The task ▸
Using the listing below, please gather every line containing the word "revisado".
>> START Input material
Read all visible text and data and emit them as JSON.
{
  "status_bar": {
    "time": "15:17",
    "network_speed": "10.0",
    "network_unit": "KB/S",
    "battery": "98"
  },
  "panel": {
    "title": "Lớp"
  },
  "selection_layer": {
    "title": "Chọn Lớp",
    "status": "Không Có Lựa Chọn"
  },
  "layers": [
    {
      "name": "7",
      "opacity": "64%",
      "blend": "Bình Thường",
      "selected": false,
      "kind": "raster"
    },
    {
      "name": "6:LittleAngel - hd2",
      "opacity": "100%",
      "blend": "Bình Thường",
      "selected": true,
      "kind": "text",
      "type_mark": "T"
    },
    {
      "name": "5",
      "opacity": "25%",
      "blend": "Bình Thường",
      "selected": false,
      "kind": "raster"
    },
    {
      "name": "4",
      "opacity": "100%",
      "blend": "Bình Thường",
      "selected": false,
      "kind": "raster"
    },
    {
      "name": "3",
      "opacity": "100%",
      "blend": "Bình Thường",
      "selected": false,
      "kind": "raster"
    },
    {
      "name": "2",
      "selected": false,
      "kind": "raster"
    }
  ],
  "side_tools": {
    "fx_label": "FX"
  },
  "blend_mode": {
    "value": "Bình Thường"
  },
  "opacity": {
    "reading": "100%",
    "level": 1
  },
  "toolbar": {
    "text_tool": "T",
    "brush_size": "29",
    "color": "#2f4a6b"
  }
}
>> END Input material
>> START Input material
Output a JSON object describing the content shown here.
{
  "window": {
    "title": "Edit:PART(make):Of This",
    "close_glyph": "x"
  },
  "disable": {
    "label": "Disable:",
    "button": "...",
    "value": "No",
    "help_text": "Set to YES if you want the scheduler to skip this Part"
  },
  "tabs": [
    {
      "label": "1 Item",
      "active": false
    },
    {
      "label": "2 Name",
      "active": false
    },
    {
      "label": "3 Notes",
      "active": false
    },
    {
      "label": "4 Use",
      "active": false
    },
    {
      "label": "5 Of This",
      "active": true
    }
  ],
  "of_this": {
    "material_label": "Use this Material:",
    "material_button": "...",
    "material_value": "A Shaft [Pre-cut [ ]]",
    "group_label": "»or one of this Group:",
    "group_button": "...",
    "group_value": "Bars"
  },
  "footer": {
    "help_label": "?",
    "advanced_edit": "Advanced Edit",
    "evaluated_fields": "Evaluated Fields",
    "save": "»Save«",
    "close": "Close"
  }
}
>> END Input material
>> START Input material
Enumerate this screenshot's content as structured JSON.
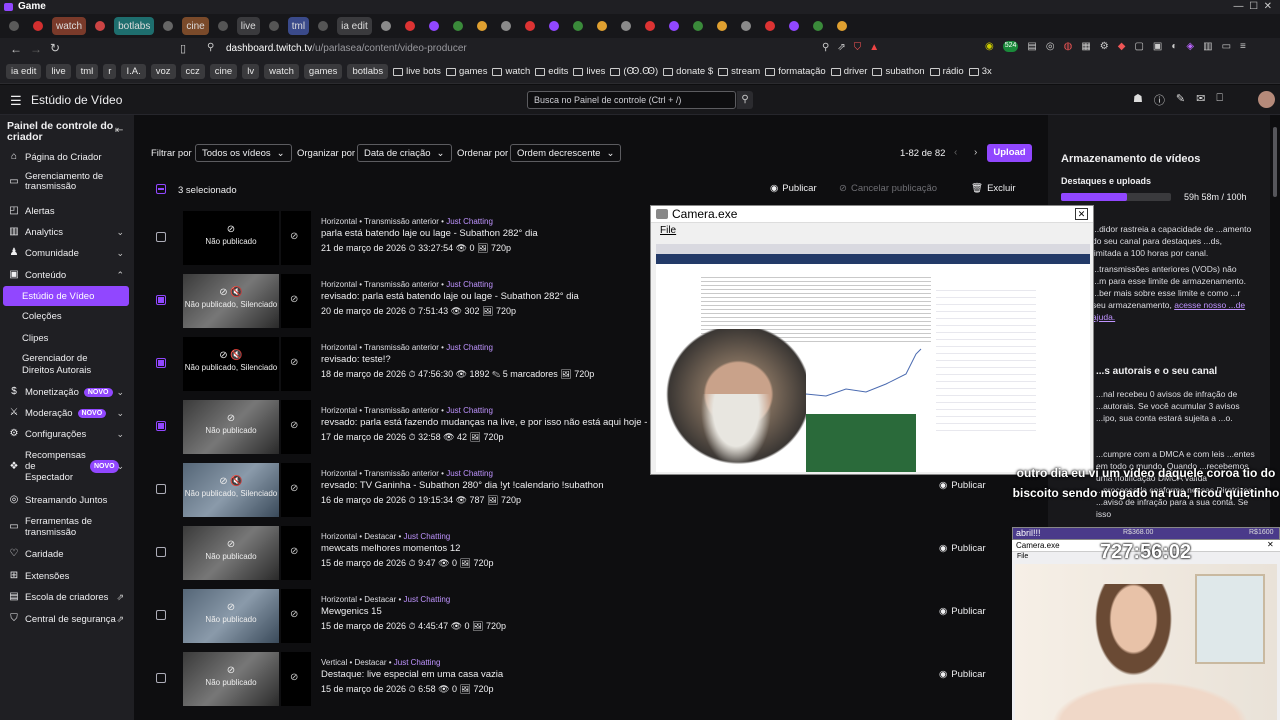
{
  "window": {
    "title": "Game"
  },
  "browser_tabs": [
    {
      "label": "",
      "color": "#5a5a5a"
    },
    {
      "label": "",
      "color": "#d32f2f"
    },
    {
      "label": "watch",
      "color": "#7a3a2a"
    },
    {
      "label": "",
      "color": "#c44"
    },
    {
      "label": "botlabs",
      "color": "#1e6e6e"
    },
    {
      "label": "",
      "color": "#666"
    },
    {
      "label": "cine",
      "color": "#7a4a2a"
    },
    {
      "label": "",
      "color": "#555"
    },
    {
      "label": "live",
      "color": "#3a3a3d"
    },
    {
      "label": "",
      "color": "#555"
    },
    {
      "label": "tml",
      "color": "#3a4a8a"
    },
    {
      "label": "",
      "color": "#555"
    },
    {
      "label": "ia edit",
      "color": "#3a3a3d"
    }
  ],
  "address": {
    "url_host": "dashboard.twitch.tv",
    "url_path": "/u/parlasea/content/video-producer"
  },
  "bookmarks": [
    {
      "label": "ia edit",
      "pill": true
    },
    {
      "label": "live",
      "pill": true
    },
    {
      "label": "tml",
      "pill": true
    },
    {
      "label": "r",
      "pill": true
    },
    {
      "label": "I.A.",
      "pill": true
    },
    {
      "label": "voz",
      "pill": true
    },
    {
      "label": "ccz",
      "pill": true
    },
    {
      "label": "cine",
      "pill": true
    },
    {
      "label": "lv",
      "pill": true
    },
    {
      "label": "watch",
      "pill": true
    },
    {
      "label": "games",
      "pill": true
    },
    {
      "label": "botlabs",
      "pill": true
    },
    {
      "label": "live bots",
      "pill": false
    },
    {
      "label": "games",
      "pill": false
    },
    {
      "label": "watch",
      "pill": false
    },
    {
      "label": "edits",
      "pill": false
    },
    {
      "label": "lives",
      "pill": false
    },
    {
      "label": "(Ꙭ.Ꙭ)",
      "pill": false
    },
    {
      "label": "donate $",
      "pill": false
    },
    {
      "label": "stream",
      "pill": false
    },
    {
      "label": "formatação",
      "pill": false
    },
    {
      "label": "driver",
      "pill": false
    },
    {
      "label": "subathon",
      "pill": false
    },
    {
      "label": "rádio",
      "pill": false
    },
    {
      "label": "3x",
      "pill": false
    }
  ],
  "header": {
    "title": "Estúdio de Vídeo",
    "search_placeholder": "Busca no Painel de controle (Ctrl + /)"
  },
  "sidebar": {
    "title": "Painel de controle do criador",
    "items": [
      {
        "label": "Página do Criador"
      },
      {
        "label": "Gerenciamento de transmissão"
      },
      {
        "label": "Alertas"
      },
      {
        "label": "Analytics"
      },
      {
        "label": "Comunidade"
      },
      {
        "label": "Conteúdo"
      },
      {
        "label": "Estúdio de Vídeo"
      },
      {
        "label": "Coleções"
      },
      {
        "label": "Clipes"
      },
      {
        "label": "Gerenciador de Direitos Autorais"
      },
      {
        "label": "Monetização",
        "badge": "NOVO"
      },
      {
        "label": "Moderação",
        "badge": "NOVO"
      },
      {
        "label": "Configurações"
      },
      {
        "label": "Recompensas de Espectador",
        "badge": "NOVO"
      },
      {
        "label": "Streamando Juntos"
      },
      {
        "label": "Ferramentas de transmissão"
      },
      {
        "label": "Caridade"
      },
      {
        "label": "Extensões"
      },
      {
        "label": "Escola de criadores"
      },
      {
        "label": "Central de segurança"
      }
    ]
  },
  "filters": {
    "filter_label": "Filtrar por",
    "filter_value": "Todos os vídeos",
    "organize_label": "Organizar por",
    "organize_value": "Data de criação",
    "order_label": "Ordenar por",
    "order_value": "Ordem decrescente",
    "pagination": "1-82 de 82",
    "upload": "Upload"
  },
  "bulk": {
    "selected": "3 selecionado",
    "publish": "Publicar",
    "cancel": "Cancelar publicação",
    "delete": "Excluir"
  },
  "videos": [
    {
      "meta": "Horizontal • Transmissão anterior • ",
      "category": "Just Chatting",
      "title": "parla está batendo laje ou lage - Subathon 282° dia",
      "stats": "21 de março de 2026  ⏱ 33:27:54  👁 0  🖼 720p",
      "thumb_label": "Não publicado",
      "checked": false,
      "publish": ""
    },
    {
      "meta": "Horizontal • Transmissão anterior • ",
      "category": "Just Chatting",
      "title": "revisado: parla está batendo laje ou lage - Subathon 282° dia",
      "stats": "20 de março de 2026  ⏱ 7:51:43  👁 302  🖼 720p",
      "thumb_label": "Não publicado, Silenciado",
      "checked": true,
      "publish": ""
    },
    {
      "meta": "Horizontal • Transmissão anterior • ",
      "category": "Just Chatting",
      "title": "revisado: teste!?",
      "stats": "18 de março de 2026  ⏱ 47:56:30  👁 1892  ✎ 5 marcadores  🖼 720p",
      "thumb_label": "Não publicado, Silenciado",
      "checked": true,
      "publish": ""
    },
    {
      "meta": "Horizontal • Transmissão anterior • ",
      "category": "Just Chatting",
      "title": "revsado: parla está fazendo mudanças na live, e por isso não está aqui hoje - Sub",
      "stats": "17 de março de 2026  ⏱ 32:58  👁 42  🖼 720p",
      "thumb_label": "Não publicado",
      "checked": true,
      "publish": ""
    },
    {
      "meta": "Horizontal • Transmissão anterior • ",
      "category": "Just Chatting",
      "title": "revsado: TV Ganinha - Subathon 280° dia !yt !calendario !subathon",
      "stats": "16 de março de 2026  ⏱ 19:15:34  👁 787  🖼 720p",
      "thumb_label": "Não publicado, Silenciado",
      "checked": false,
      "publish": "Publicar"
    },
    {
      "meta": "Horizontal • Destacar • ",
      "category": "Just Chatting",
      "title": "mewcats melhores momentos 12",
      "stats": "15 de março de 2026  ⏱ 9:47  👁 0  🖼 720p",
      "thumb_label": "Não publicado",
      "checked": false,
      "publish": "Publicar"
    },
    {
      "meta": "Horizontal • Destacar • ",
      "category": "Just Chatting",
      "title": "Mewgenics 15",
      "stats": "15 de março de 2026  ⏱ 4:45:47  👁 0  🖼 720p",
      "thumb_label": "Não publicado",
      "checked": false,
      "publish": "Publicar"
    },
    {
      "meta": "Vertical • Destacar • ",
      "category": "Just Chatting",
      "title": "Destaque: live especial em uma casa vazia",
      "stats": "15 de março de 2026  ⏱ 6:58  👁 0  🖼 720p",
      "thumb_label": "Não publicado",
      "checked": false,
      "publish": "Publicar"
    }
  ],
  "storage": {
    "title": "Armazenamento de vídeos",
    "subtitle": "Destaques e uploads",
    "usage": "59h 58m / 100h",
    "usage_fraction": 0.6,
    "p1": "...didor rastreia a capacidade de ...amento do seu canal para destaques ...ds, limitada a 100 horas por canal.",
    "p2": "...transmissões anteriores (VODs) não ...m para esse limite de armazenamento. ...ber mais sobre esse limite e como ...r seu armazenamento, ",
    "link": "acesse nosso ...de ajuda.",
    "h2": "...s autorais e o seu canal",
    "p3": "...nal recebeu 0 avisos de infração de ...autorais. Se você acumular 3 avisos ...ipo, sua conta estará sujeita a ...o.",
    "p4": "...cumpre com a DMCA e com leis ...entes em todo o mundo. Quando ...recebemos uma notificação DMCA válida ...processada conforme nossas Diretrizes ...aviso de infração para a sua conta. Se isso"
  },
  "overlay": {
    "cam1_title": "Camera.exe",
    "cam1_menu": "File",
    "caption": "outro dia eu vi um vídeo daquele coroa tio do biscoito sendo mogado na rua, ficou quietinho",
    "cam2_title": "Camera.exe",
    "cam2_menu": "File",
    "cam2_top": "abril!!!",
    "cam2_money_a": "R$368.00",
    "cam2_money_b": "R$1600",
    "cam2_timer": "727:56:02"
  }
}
>> END Input material
Solution for this problem ▸
      "title": "revisado: parla está batendo laje ou lage - Subathon 282° dia",
      "title": "revisado: teste!?",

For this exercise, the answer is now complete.